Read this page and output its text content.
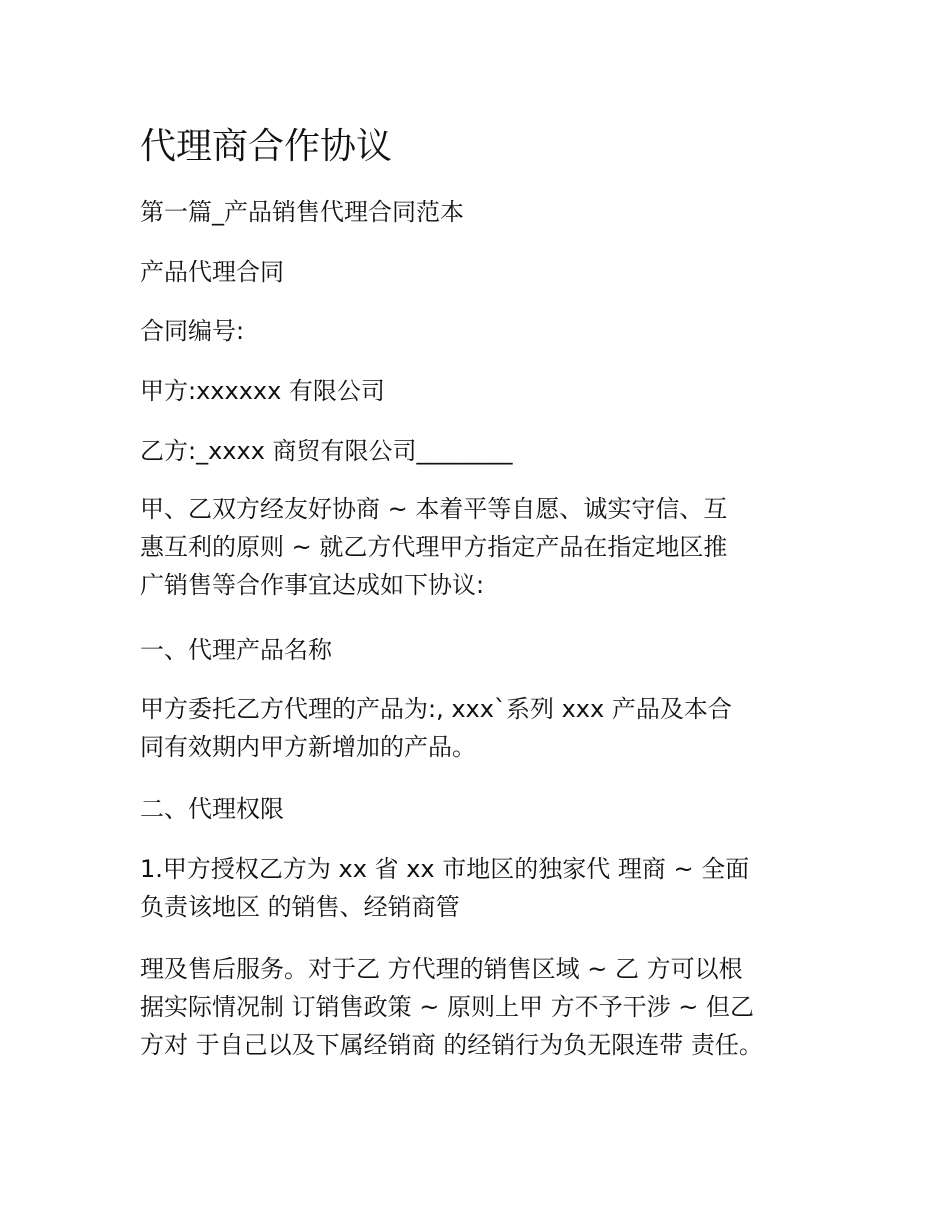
代理商合作协议
第一篇_产品销售代理合同范本
产品代理合同
合同编号:
甲方:xxxxxx 有限公司
乙方:_xxxx 商贸有限公司________
甲、乙双方经友好协商 ~ 本着平等自愿、诚实守信、互
惠互利的原则 ~ 就乙方代理甲方指定产品在指定地区推
广销售等合作事宜达成如下协议:
一、代理产品名称
甲方委托乙方代理的产品为:, xxx`系列 xxx 产品及本合
同有效期内甲方新增加的产品。
二、代理权限
1.甲方授权乙方为 xx 省 xx 市地区的独家代 理商 ~ 全面
负责该地区 的销售、经销商管
理及售后服务。对于乙 方代理的销售区域 ~ 乙 方可以根
据实际情况制 订销售政策 ~ 原则上甲 方不予干涉 ~ 但乙
方对 于自己以及下属经销商 的经销行为负无限连带 责任。
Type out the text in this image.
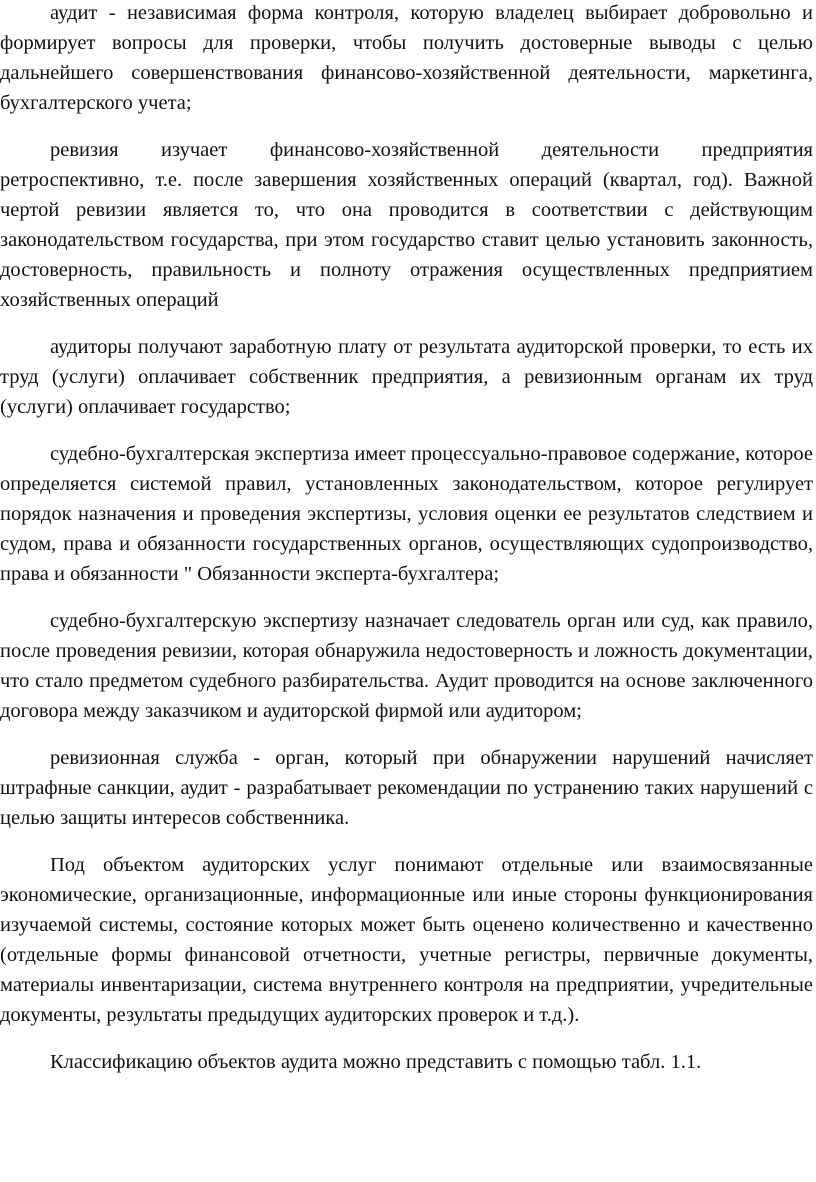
аудит - независимая форма контроля, которую владелец выбирает добровольно и формирует вопросы для проверки, чтобы получить достоверные выводы с целью дальнейшего совершенствования финансово-хозяйственной деятельности, маркетинга, бухгалтерского учета;

ревизия изучает финансово-хозяйственной деятельности предприятия ретроспективно, т.е. после завершения хозяйственных операций (квартал, год). Важной чертой ревизии является то, что она проводится в соответствии с действующим законодательством государства, при этом государство ставит целью установить законность, достоверность, правильность и полноту отражения осуществленных предприятием хозяйственных операций

аудиторы получают заработную плату от результата аудиторской проверки, то есть их труд (услуги) оплачивает собственник предприятия, а ревизионным органам их труд (услуги) оплачивает государство;

судебно-бухгалтерская экспертиза имеет процессуально-правовое содержание, которое определяется системой правил, установленных законодательством, которое регулирует порядок назначения и проведения экспертизы, условия оценки ее результатов следствием и судом, права и обязанности государственных органов, осуществляющих судопроизводство, права и обязанности " Обязанности эксперта-бухгалтера;

судебно-бухгалтерскую экспертизу назначает следователь орган или суд, как правило, после проведения ревизии, которая обнаружила недостоверность и ложность документации, что стало предметом судебного разбирательства. Аудит проводится на основе заключенного договора между заказчиком и аудиторской фирмой или аудитором;

ревизионная служба - орган, который при обнаружении нарушений начисляет штрафные санкции, аудит - разрабатывает рекомендации по устранению таких нарушений с целью защиты интересов собственника.

Под объектом аудиторских услуг понимают отдельные или взаимосвязанные экономические, организационные, информационные или иные стороны функционирования изучаемой системы, состояние которых может быть оценено количественно и качественно (отдельные формы финансовой отчетности, учетные регистры, первичные документы, материалы инвентаризации, система внутреннего контроля на предприятии, учредительные документы, результаты предыдущих аудиторских проверок и т.д.).

Классификацию объектов аудита можно представить с помощью табл. 1.1.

┄┄┄┄┄┄┄┄┄┄┄┄┄┄┄┄┄┄┄┄

* What the task requires: Copy the listing over exactly, skipping the pictures it holds.

* Correct output:
Read this page and output its text content.
代理商合作协议
第一篇_产品销售代理合同范本
产品代理合同
合同编号:
甲方:xxxxxx 有限公司
乙方:_xxxx 商贸有限公司________
甲、乙双方经友好协商 ~ 本着平等自愿、诚实守信、互
惠互利的原则 ~ 就乙方代理甲方指定产品在指定地区推
广销售等合作事宜达成如下协议:
一、代理产品名称
甲方委托乙方代理的产品为:, xxx`系列 xxx 产品及本合
同有效期内甲方新增加的产品。
二、代理权限
1.甲方授权乙方为 xx 省 xx 市地区的独家代 理商 ~ 全面
负责该地区 的销售、经销商管
理及售后服务。对于乙 方代理的销售区域 ~ 乙 方可以根
据实际情况制 订销售政策 ~ 原则上甲 方不予干涉 ~ 但乙
方对 于自己以及下属经销商 的经销行为负无限连带 责任。
Type out the text in this image.
аудит - независимая форма контроля, которую владелец выбирает добровольно и формирует вопросы для проверки, чтобы получить достоверные выводы с целью дальнейшего совершенствования финансово-хозяйственной деятельности, маркетинга, бухгалтерского учета;

ревизия изучает финансово-хозяйственной деятельности предприятия ретроспективно, т.е. после завершения хозяйственных операций (квартал, год). Важной чертой ревизии является то, что она проводится в соответствии с действующим законодательством государства, при этом государство ставит целью установить законность, достоверность, правильность и полноту отражения осуществленных предприятием хозяйственных операций

аудиторы получают заработную плату от результата аудиторской проверки, то есть их труд (услуги) оплачивает собственник предприятия, а ревизионным органам их труд (услуги) оплачивает государство;

судебно-бухгалтерская экспертиза имеет процессуально-правовое содержание, которое определяется системой правил, установленных законодательством, которое регулирует порядок назначения и проведения экспертизы, условия оценки ее результатов следствием и судом, права и обязанности государственных органов, осуществляющих судопроизводство, права и обязанности " Обязанности эксперта-бухгалтера;

судебно-бухгалтерскую экспертизу назначает следователь орган или суд, как правило, после проведения ревизии, которая обнаружила недостоверность и ложность документации, что стало предметом судебного разбирательства. Аудит проводится на основе заключенного договора между заказчиком и аудиторской фирмой или аудитором;

ревизионная служба - орган, который при обнаружении нарушений начисляет штрафные санкции, аудит - разрабатывает рекомендации по устранению таких нарушений с целью защиты интересов собственника.

Под объектом аудиторских услуг понимают отдельные или взаимосвязанные экономические, организационные, информационные или иные стороны функционирования изучаемой системы, состояние которых может быть оценено количественно и качественно (отдельные формы финансовой отчетности, учетные регистры, первичные документы, материалы инвентаризации, система внутреннего контроля на предприятии, учредительные документы, результаты предыдущих аудиторских проверок и т.д.).

Классификацию объектов аудита можно представить с помощью табл. 1.1.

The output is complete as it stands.